[[ Listed records open ]]
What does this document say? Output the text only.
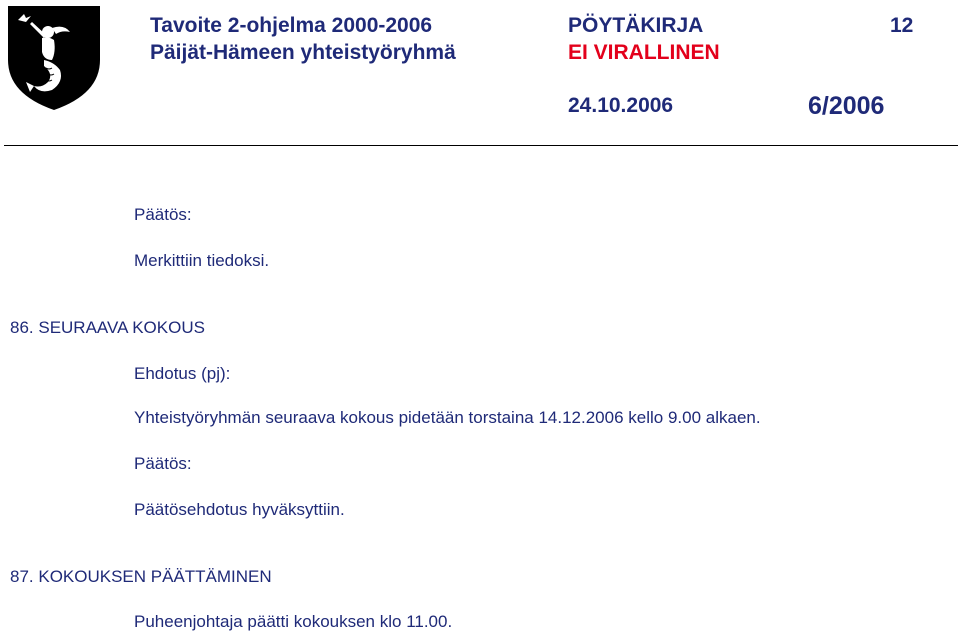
Tavoite 2-ohjelma 2000-2006
Päijät-Hämeen yhteistyöryhmä
PÖYTÄKIRJA
EI VIRALLINEN
12
24.10.2006	6/2006
Päätös:
Merkittiin tiedoksi.
86. SEURAAVA KOKOUS
Ehdotus (pj):
Yhteistyöryhmän seuraava kokous pidetään torstaina 14.12.2006 kello 9.00 alkaen.
Päätös:
Päätösehdotus hyväksyttiin.
87. KOKOUKSEN PÄÄTTÄMINEN
Puheenjohtaja päätti kokouksen klo 11.00.
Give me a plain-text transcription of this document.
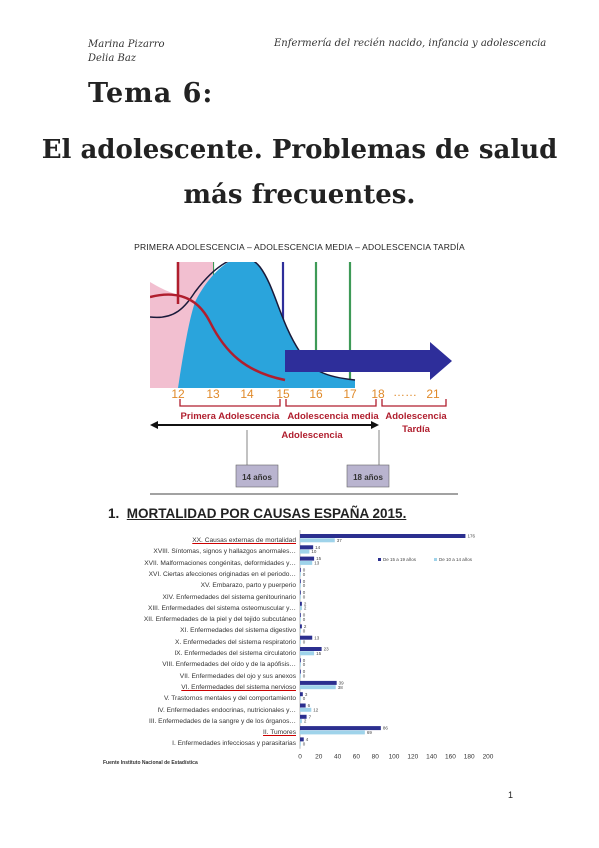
Marina Pizarro
Delia Baz
Enfermería del recién nacido, infancia y adolescencia
Tema 6:
El adolescente. Problemas de salud
más frecuentes.
PRIMERA ADOLESCENCIA – ADOLESCENCIA MEDIA – ADOLESCENCIA TARDÍA
12 13 14 15 16 17 18 …… 21
Primera Adolescencia Adolescencia media Adolescencia
Tardía
Adolescencia
14 años	18 años
1. MORTALIDAD POR CAUSAS ESPAÑA 2015.
XX. Causas externas de mortalidad
XVIII. Síntomas, signos y hallazgos anormales…
XVII. Malformaciones congénitas, deformidades y…
XVI. Ciertas afecciones originadas en el periodo…
XV. Embarazo, parto y puerperio
XIV. Enfermedades del sistema genitourinario
XIII. Enfermedades del sistema osteomuscular y…
XII. Enfermedades de la piel y del tejido subcutáneo
XI. Enfermedades del sistema digestivo
X. Enfermedades del sistema respiratorio
IX. Enfermedades del sistema circulatorio
VIII. Enfermedades del oído y de la apófisis…
VII. Enfermedades del ojo y sus anexos
VI. Enfermedades del sistema nervioso
V. Trastornos mentales y del comportamiento
IV. Enfermedades endocrinas, nutricionales y…
III. Enfermedades de la sangre y de los órganos…
II. Tumores
I. Enfermedades infecciosas y parasitarias
176
37
14
10
15
13
0
0
0
0
0
0
2
2
0
0
2
0
13
0
23
15
0
0
0
0
39
38
3
0
6
12
7
2
86
69
4
0
0 20 40 60 80 100 120 140 160 180 200
De 15 a 19 años	De 10 a 14 años
Fuente Instituto Nacional de Estadística
1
[[ Listed records closed ]]
The lines sought are those in the data above that include the string "años"; copy each one.

→ **Response below**
14 años	18 años
De 15 a 19 años	De 10 a 14 años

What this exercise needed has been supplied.